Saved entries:
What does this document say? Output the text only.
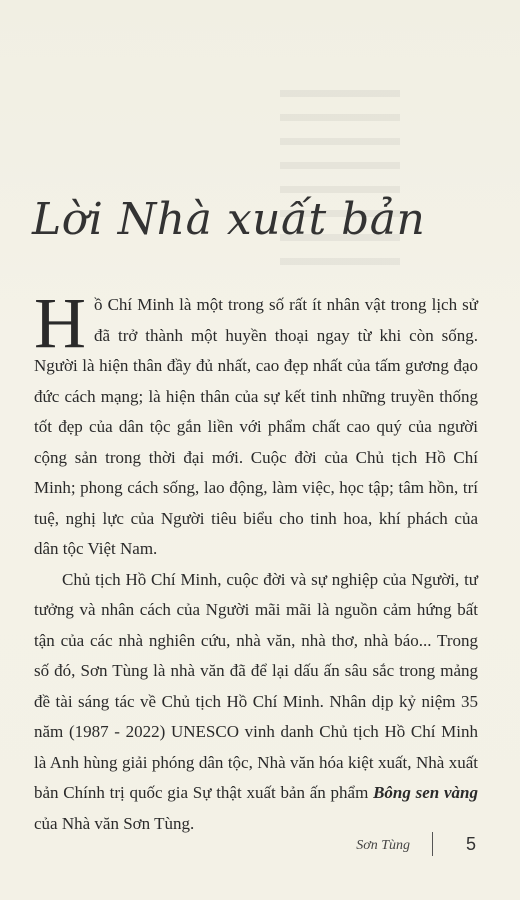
Lời Nhà xuất bản

Hồ Chí Minh là một trong số rất ít nhân vật trong lịch sử đã trở thành một huyền thoại ngay từ khi còn sống. Người là hiện thân đầy đủ nhất, cao đẹp nhất của tấm gương đạo đức cách mạng; là hiện thân của sự kết tinh những truyền thống tốt đẹp của dân tộc gắn liền với phẩm chất cao quý của người cộng sản trong thời đại mới. Cuộc đời của Chủ tịch Hồ Chí Minh; phong cách sống, lao động, làm việc, học tập; tâm hồn, trí tuệ, nghị lực của Người tiêu biểu cho tinh hoa, khí phách của dân tộc Việt Nam.

Chủ tịch Hồ Chí Minh, cuộc đời và sự nghiệp của Người, tư tưởng và nhân cách của Người mãi mãi là nguồn cảm hứng bất tận của các nhà nghiên cứu, nhà văn, nhà thơ, nhà báo... Trong số đó, Sơn Tùng là nhà văn đã để lại dấu ấn sâu sắc trong mảng đề tài sáng tác về Chủ tịch Hồ Chí Minh. Nhân dịp kỷ niệm 35 năm (1987 - 2022) UNESCO vinh danh Chủ tịch Hồ Chí Minh là Anh hùng giải phóng dân tộc, Nhà văn hóa kiệt xuất, Nhà xuất bản Chính trị quốc gia Sự thật xuất bản ấn phẩm Bông sen vàng của Nhà văn Sơn Tùng.

Sơn Tùng	5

> WHAT TO DO: Print the records word for word and exclude any picture they hold.

> EXPECTED ANSWER:
What does this document say? Output the text only.
Lời Nhà xuất bản

Hồ Chí Minh là một trong số rất ít nhân vật trong lịch sử đã trở thành một huyền thoại ngay từ khi còn sống. Người là hiện thân đầy đủ nhất, cao đẹp nhất của tấm gương đạo đức cách mạng; là hiện thân của sự kết tinh những truyền thống tốt đẹp của dân tộc gắn liền với phẩm chất cao quý của người cộng sản trong thời đại mới. Cuộc đời của Chủ tịch Hồ Chí Minh; phong cách sống, lao động, làm việc, học tập; tâm hồn, trí tuệ, nghị lực của Người tiêu biểu cho tinh hoa, khí phách của dân tộc Việt Nam.

Chủ tịch Hồ Chí Minh, cuộc đời và sự nghiệp của Người, tư tưởng và nhân cách của Người mãi mãi là nguồn cảm hứng bất tận của các nhà nghiên cứu, nhà văn, nhà thơ, nhà báo... Trong số đó, Sơn Tùng là nhà văn đã để lại dấu ấn sâu sắc trong mảng đề tài sáng tác về Chủ tịch Hồ Chí Minh. Nhân dịp kỷ niệm 35 năm (1987 - 2022) UNESCO vinh danh Chủ tịch Hồ Chí Minh là Anh hùng giải phóng dân tộc, Nhà văn hóa kiệt xuất, Nhà xuất bản Chính trị quốc gia Sự thật xuất bản ấn phẩm Bông sen vàng của Nhà văn Sơn Tùng.

Sơn Tùng	5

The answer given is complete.